_Data shown:_
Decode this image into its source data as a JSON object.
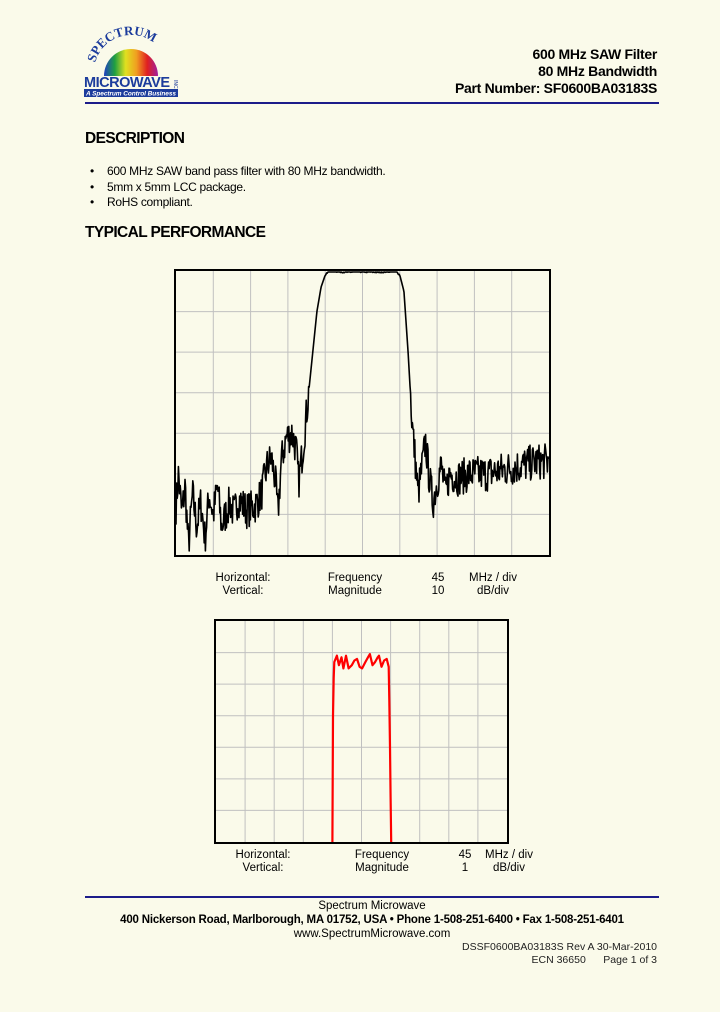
{
  "logo": {
    "top_text": "SPECTRUM",
    "main_text": "MICROWAVE",
    "suffix": "INC.",
    "tagline": "A Spectrum Control Business"
  },
  "header": {
    "line1": "600 MHz SAW Filter",
    "line2": "80 MHz Bandwidth",
    "line3": "Part Number: SF0600BA03183S"
  },
  "description": {
    "title": "DESCRIPTION",
    "bullets": [
      "600 MHz SAW band pass filter with 80 MHz bandwidth.",
      "5mm x 5mm LCC package.",
      "RoHS compliant."
    ]
  },
  "performance": {
    "title": "TYPICAL PERFORMANCE"
  },
  "chart_data": [
    {
      "type": "line",
      "color": "#000000",
      "grid": true,
      "xlim": [
        375,
        825
      ],
      "ylim": [
        -70,
        0
      ],
      "x_divisions": 10,
      "y_divisions": 7,
      "scale": {
        "h_label": "Horizontal:",
        "h_name": "Frequency",
        "h_value": "45",
        "h_unit": "MHz / div",
        "v_label": "Vertical:",
        "v_name": "Magnitude",
        "v_value": "10",
        "v_unit": "dB/div"
      },
      "points": [
        [
          375,
          -58
        ],
        [
          378,
          -50
        ],
        [
          382,
          -60
        ],
        [
          386,
          -53
        ],
        [
          390,
          -68
        ],
        [
          395,
          -55
        ],
        [
          400,
          -63
        ],
        [
          405,
          -57
        ],
        [
          410,
          -66
        ],
        [
          415,
          -55
        ],
        [
          420,
          -60
        ],
        [
          425,
          -53
        ],
        [
          430,
          -63
        ],
        [
          440,
          -57
        ],
        [
          445,
          -60
        ],
        [
          450,
          -56
        ],
        [
          460,
          -59
        ],
        [
          470,
          -58
        ],
        [
          478,
          -55
        ],
        [
          485,
          -48
        ],
        [
          490,
          -46
        ],
        [
          495,
          -52
        ],
        [
          498,
          -60
        ],
        [
          502,
          -47
        ],
        [
          508,
          -41
        ],
        [
          515,
          -40
        ],
        [
          520,
          -44
        ],
        [
          523,
          -52
        ],
        [
          528,
          -44
        ],
        [
          535,
          -30
        ],
        [
          540,
          -20
        ],
        [
          545,
          -10
        ],
        [
          550,
          -4
        ],
        [
          555,
          -1
        ],
        [
          560,
          0
        ],
        [
          580,
          -0.3
        ],
        [
          600,
          -0.2
        ],
        [
          620,
          -0.3
        ],
        [
          640,
          0
        ],
        [
          645,
          -1
        ],
        [
          650,
          -5
        ],
        [
          655,
          -20
        ],
        [
          660,
          -38
        ],
        [
          663,
          -45
        ],
        [
          667,
          -55
        ],
        [
          672,
          -48
        ],
        [
          676,
          -42
        ],
        [
          680,
          -50
        ],
        [
          685,
          -57
        ],
        [
          690,
          -52
        ],
        [
          695,
          -48
        ],
        [
          700,
          -55
        ],
        [
          705,
          -50
        ],
        [
          715,
          -51
        ],
        [
          730,
          -50
        ],
        [
          750,
          -50
        ],
        [
          770,
          -49
        ],
        [
          790,
          -48
        ],
        [
          810,
          -47
        ],
        [
          825,
          -47
        ]
      ]
    },
    {
      "type": "line",
      "color": "#ff0000",
      "grid": true,
      "xlim": [
        375,
        825
      ],
      "ylim": [
        -7,
        0
      ],
      "x_divisions": 10,
      "y_divisions": 7,
      "scale": {
        "h_label": "Horizontal:",
        "h_name": "Frequency",
        "h_value": "45",
        "h_unit": "MHz / div",
        "v_label": "Vertical:",
        "v_name": "Magnitude",
        "v_value": "1",
        "v_unit": "dB/div"
      },
      "points": [
        [
          555,
          -7
        ],
        [
          555.5,
          -5
        ],
        [
          556,
          -3
        ],
        [
          557,
          -1.8
        ],
        [
          558,
          -1.3
        ],
        [
          562,
          -1.1
        ],
        [
          565,
          -1.4
        ],
        [
          569,
          -1.15
        ],
        [
          572,
          -1.5
        ],
        [
          576,
          -1.1
        ],
        [
          580,
          -1.5
        ],
        [
          585,
          -1.4
        ],
        [
          589,
          -1.25
        ],
        [
          593,
          -1.2
        ],
        [
          597,
          -1.45
        ],
        [
          601,
          -1.5
        ],
        [
          606,
          -1.3
        ],
        [
          610,
          -1.15
        ],
        [
          613,
          -1.05
        ],
        [
          617,
          -1.4
        ],
        [
          621,
          -1.3
        ],
        [
          625,
          -1.15
        ],
        [
          627,
          -1.1
        ],
        [
          631,
          -1.45
        ],
        [
          635,
          -1.25
        ],
        [
          639,
          -1.2
        ],
        [
          642,
          -1.45
        ],
        [
          643,
          -2.5
        ],
        [
          644,
          -4
        ],
        [
          645,
          -5.6
        ],
        [
          646,
          -7
        ]
      ]
    }
  ],
  "footer": {
    "company": "Spectrum Microwave",
    "address": "400 Nickerson Road, Marlborough, MA 01752, USA  •  Phone 1-508-251-6400  •  Fax 1-508-251-6401",
    "website": "www.SpectrumMicrowave.com",
    "doc_line": "DSSF0600BA03183S   Rev A  30-Mar-2010",
    "ecn_line": "ECN 36650      Page 1 of 3"
  },
  "colors": {
    "background": "#fafaea",
    "rule": "#1c1c8a",
    "grid": "#c0c0c0"
  }
}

_Challenge:_
Search the lines for "title". Copy each line that has it.

_Output of the exercise:_
    "title": "DESCRIPTION",
    "title": "TYPICAL PERFORMANCE"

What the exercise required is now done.